*WORKING DATA:*
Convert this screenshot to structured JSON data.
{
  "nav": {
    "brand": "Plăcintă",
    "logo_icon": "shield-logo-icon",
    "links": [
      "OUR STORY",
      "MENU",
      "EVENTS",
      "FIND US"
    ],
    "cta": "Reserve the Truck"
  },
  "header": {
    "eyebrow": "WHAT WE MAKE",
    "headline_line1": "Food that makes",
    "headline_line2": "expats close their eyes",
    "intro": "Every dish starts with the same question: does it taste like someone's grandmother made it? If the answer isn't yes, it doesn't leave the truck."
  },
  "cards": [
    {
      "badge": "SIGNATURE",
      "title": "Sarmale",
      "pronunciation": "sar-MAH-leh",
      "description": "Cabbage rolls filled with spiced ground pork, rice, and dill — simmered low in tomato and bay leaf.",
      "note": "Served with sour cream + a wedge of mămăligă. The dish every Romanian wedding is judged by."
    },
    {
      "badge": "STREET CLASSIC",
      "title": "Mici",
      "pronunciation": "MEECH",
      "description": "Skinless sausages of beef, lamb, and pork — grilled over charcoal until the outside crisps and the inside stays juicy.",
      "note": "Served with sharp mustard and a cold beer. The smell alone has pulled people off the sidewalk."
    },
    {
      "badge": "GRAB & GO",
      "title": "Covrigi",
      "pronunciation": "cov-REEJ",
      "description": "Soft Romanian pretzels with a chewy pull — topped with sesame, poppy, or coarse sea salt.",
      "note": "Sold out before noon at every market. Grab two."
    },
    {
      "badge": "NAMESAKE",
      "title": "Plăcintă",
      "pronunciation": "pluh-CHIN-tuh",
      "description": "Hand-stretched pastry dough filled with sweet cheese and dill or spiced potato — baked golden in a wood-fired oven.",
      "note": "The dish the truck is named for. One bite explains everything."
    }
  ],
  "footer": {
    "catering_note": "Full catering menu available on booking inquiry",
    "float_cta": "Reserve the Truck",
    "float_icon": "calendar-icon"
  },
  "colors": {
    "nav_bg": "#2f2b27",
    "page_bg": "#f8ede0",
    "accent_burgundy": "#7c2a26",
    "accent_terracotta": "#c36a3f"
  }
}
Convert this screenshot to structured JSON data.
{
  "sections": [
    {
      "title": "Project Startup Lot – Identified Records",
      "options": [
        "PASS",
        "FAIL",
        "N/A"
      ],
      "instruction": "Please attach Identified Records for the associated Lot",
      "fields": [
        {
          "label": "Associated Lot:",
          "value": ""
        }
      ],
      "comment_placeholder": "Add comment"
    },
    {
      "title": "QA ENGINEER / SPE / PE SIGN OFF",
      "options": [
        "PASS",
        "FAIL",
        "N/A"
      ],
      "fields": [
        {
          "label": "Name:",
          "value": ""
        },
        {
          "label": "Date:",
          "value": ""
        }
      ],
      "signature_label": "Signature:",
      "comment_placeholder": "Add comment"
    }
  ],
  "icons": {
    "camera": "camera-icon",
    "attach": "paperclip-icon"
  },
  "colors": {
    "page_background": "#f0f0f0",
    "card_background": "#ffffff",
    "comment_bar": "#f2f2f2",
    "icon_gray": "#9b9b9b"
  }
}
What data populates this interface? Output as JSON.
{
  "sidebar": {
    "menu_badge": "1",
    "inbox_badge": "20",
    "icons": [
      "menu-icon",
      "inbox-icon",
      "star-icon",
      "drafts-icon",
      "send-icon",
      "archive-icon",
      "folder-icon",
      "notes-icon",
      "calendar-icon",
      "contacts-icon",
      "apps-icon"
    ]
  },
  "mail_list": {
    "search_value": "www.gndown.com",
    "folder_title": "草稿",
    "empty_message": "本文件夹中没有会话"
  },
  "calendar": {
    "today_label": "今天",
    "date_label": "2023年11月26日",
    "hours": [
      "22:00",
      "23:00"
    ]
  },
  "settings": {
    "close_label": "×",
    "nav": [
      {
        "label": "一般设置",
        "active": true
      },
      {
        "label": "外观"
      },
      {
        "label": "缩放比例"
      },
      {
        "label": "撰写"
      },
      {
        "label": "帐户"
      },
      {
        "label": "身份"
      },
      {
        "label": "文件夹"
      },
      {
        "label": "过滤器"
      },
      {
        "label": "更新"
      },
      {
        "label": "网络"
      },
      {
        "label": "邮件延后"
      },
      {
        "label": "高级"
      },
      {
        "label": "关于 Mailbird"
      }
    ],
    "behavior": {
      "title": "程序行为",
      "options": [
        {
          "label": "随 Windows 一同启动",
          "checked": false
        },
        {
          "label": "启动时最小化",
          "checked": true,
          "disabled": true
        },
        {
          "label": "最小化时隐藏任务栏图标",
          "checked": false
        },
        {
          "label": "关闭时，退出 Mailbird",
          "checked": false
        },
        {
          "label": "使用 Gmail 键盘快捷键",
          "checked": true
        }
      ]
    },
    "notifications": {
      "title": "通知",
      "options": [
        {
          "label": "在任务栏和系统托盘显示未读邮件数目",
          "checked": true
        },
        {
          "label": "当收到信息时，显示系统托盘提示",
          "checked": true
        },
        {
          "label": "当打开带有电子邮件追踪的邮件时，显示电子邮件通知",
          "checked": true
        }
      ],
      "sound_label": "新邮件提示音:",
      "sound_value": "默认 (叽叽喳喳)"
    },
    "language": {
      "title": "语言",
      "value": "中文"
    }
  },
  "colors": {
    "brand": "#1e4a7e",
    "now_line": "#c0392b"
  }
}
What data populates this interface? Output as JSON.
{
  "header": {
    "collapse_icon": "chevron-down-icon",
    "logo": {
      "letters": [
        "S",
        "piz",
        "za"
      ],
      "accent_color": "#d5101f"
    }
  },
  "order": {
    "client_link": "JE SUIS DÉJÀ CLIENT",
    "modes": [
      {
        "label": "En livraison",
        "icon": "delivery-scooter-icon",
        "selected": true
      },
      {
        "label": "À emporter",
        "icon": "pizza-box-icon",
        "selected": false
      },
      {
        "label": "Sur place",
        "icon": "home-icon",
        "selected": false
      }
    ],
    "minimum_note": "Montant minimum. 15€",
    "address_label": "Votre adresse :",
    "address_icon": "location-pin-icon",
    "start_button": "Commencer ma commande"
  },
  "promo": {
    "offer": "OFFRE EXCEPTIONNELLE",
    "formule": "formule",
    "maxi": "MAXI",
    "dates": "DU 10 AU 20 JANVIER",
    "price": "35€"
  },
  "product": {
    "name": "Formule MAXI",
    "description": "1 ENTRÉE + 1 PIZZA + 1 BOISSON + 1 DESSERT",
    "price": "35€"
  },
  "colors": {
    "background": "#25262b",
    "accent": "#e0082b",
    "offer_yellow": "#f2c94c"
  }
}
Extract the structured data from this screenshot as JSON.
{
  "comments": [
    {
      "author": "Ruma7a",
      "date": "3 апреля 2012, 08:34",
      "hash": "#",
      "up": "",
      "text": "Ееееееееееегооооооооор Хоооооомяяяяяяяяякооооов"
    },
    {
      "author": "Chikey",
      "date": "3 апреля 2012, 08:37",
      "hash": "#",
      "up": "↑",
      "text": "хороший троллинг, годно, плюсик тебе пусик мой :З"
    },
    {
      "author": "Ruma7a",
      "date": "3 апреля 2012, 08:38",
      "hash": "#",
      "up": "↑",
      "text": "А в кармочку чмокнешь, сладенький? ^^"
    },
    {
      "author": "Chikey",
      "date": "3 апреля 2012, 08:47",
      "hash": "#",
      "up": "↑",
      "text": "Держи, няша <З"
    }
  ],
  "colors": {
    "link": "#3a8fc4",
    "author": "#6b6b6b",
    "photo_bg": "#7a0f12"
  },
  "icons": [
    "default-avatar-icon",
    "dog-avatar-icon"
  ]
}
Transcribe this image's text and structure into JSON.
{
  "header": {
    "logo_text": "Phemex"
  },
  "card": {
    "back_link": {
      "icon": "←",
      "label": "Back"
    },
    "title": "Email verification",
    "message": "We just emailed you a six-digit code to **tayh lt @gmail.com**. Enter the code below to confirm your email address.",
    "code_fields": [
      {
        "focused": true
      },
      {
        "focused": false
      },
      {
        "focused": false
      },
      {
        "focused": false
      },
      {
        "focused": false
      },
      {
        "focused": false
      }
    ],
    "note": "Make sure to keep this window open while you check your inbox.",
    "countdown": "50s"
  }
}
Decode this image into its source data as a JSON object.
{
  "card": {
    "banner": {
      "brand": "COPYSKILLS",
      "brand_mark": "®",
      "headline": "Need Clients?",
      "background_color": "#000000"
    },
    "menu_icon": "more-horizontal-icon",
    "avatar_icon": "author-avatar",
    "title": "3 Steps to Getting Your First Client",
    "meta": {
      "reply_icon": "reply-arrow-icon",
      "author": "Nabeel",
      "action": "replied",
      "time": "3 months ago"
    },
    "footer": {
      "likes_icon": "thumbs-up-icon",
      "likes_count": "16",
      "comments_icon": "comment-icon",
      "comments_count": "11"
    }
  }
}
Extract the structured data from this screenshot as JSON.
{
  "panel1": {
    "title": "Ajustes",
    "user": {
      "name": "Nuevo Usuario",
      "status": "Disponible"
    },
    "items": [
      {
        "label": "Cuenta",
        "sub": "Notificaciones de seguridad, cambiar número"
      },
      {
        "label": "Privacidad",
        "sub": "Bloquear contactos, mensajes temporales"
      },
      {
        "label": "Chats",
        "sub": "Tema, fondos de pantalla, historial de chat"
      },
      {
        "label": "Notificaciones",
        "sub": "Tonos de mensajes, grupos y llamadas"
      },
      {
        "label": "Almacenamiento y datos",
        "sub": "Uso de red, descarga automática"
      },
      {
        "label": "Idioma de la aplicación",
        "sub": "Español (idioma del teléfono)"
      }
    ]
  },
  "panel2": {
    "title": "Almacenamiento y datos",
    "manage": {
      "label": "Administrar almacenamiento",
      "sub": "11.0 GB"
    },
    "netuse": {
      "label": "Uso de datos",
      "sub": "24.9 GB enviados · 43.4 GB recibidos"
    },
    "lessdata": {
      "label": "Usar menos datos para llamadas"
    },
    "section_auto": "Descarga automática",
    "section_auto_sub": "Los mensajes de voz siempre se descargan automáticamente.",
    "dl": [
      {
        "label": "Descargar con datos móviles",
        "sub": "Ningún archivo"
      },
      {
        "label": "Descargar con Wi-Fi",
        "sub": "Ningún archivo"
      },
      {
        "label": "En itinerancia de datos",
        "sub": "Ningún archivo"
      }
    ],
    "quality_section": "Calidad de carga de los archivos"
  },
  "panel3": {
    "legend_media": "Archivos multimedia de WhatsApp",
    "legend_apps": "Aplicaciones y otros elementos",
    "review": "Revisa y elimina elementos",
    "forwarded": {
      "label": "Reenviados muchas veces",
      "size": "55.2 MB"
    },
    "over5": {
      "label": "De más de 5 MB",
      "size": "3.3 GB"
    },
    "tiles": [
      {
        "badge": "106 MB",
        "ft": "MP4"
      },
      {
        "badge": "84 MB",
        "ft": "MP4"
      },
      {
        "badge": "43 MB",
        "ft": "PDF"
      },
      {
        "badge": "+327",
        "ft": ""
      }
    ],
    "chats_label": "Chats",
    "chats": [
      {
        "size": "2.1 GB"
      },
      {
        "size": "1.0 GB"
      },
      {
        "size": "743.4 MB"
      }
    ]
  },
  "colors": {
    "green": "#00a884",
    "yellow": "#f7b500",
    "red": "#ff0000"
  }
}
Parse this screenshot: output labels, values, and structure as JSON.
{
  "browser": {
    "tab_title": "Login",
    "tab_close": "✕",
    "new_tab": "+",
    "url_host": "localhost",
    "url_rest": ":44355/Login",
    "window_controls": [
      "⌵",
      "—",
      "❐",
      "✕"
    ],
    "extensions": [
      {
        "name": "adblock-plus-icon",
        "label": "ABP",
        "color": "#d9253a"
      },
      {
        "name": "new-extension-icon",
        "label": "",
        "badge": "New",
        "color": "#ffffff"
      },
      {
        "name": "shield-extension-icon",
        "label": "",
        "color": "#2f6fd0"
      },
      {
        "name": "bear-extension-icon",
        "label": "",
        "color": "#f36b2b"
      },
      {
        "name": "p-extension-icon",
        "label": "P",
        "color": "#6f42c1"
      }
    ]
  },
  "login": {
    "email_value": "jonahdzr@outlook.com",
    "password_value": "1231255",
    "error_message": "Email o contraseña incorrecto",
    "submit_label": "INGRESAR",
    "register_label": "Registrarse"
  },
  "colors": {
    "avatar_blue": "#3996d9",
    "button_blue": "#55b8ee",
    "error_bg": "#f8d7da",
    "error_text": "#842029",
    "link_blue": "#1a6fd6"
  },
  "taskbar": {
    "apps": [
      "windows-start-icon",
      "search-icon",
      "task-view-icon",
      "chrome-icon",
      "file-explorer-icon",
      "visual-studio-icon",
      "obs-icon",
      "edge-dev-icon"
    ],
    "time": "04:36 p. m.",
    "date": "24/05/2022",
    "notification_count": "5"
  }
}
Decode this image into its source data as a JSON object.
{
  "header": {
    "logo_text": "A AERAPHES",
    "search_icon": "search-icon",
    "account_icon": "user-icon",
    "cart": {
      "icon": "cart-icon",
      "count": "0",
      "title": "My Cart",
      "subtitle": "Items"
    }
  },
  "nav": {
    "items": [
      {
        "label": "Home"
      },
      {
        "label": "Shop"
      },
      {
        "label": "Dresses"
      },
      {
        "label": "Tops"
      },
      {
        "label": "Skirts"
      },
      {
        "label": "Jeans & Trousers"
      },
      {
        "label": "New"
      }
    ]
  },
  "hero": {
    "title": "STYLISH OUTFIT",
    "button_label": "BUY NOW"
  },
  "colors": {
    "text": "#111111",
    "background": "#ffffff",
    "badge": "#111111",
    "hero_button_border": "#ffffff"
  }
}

*SHORT PROBLEM:*
Search the data above for lines holding "ffffff" and copy each of them.

*FULL ANSWER:*
    "card_background": "#ffffff",
        "color": "#ffffff"
    "background": "#ffffff",
    "hero_button_border": "#ffffff"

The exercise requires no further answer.